PROBLEM STATEMENT: The records that follow must be repeated verbatim, every one of them.

DATA LINES:
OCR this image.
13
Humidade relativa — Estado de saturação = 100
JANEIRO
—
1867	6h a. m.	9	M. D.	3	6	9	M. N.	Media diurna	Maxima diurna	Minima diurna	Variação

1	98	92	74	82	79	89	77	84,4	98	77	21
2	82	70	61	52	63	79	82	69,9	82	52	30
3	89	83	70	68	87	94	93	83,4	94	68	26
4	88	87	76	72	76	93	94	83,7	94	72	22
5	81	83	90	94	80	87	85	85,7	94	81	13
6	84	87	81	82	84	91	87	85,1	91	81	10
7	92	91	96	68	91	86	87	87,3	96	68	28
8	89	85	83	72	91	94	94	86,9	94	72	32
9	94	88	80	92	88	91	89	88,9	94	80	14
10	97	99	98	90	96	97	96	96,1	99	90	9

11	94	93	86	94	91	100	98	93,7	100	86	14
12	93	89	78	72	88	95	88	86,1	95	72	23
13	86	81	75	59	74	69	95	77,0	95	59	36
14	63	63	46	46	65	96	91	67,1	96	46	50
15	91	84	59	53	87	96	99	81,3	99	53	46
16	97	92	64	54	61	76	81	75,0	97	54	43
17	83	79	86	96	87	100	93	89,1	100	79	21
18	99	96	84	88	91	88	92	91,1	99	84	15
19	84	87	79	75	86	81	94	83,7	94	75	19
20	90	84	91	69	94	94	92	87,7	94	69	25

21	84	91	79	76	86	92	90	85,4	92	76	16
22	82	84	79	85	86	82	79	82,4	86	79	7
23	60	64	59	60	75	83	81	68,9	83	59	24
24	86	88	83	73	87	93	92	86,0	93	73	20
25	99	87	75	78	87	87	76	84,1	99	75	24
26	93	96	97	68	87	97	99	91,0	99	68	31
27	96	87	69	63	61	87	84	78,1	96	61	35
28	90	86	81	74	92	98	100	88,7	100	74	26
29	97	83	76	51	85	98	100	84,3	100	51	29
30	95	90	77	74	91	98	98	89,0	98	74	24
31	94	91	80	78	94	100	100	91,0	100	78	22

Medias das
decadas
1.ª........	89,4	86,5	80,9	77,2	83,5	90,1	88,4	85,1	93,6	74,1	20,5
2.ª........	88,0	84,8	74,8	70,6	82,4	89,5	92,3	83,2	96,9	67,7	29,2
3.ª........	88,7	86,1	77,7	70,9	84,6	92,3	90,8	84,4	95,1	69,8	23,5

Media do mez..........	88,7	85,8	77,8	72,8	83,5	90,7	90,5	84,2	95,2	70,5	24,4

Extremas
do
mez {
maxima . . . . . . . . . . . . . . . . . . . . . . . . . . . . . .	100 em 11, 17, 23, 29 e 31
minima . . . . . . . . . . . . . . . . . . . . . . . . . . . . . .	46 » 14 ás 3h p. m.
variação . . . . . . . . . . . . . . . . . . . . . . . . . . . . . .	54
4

ANSWER FOR THE TASK:
OCR this image.
13
Humidade relativa — Estado de saturação = 100
JANEIRO
—
1867	6h a. m.	9	M. D.	3	6	9	M. N.	Media diurna	Maxima diurna	Minima diurna	Variação

1	98	92	74	82	79	89	77	84,4	98	77	21
2	82	70	61	52	63	79	82	69,9	82	52	30
3	89	83	70	68	87	94	93	83,4	94	68	26
4	88	87	76	72	76	93	94	83,7	94	72	22
5	81	83	90	94	80	87	85	85,7	94	81	13
6	84	87	81	82	84	91	87	85,1	91	81	10
7	92	91	96	68	91	86	87	87,3	96	68	28
8	89	85	83	72	91	94	94	86,9	94	72	32
9	94	88	80	92	88	91	89	88,9	94	80	14
10	97	99	98	90	96	97	96	96,1	99	90	9

11	94	93	86	94	91	100	98	93,7	100	86	14
12	93	89	78	72	88	95	88	86,1	95	72	23
13	86	81	75	59	74	69	95	77,0	95	59	36
14	63	63	46	46	65	96	91	67,1	96	46	50
15	91	84	59	53	87	96	99	81,3	99	53	46
16	97	92	64	54	61	76	81	75,0	97	54	43
17	83	79	86	96	87	100	93	89,1	100	79	21
18	99	96	84	88	91	88	92	91,1	99	84	15
19	84	87	79	75	86	81	94	83,7	94	75	19
20	90	84	91	69	94	94	92	87,7	94	69	25

21	84	91	79	76	86	92	90	85,4	92	76	16
22	82	84	79	85	86	82	79	82,4	86	79	7
23	60	64	59	60	75	83	81	68,9	83	59	24
24	86	88	83	73	87	93	92	86,0	93	73	20
25	99	87	75	78	87	87	76	84,1	99	75	24
26	93	96	97	68	87	97	99	91,0	99	68	31
27	96	87	69	63	61	87	84	78,1	96	61	35
28	90	86	81	74	92	98	100	88,7	100	74	26
29	97	83	76	51	85	98	100	84,3	100	51	29
30	95	90	77	74	91	98	98	89,0	98	74	24
31	94	91	80	78	94	100	100	91,0	100	78	22

Medias das
decadas
1.ª........	89,4	86,5	80,9	77,2	83,5	90,1	88,4	85,1	93,6	74,1	20,5
2.ª........	88,0	84,8	74,8	70,6	82,4	89,5	92,3	83,2	96,9	67,7	29,2
3.ª........	88,7	86,1	77,7	70,9	84,6	92,3	90,8	84,4	95,1	69,8	23,5

Media do mez..........	88,7	85,8	77,8	72,8	83,5	90,7	90,5	84,2	95,2	70,5	24,4

Extremas
do
mez {
maxima . . . . . . . . . . . . . . . . . . . . . . . . . . . . . .	100 em 11, 17, 23, 29 e 31
minima . . . . . . . . . . . . . . . . . . . . . . . . . . . . . .	46 » 14 ás 3h p. m.
variação . . . . . . . . . . . . . . . . . . . . . . . . . . . . . .	54
4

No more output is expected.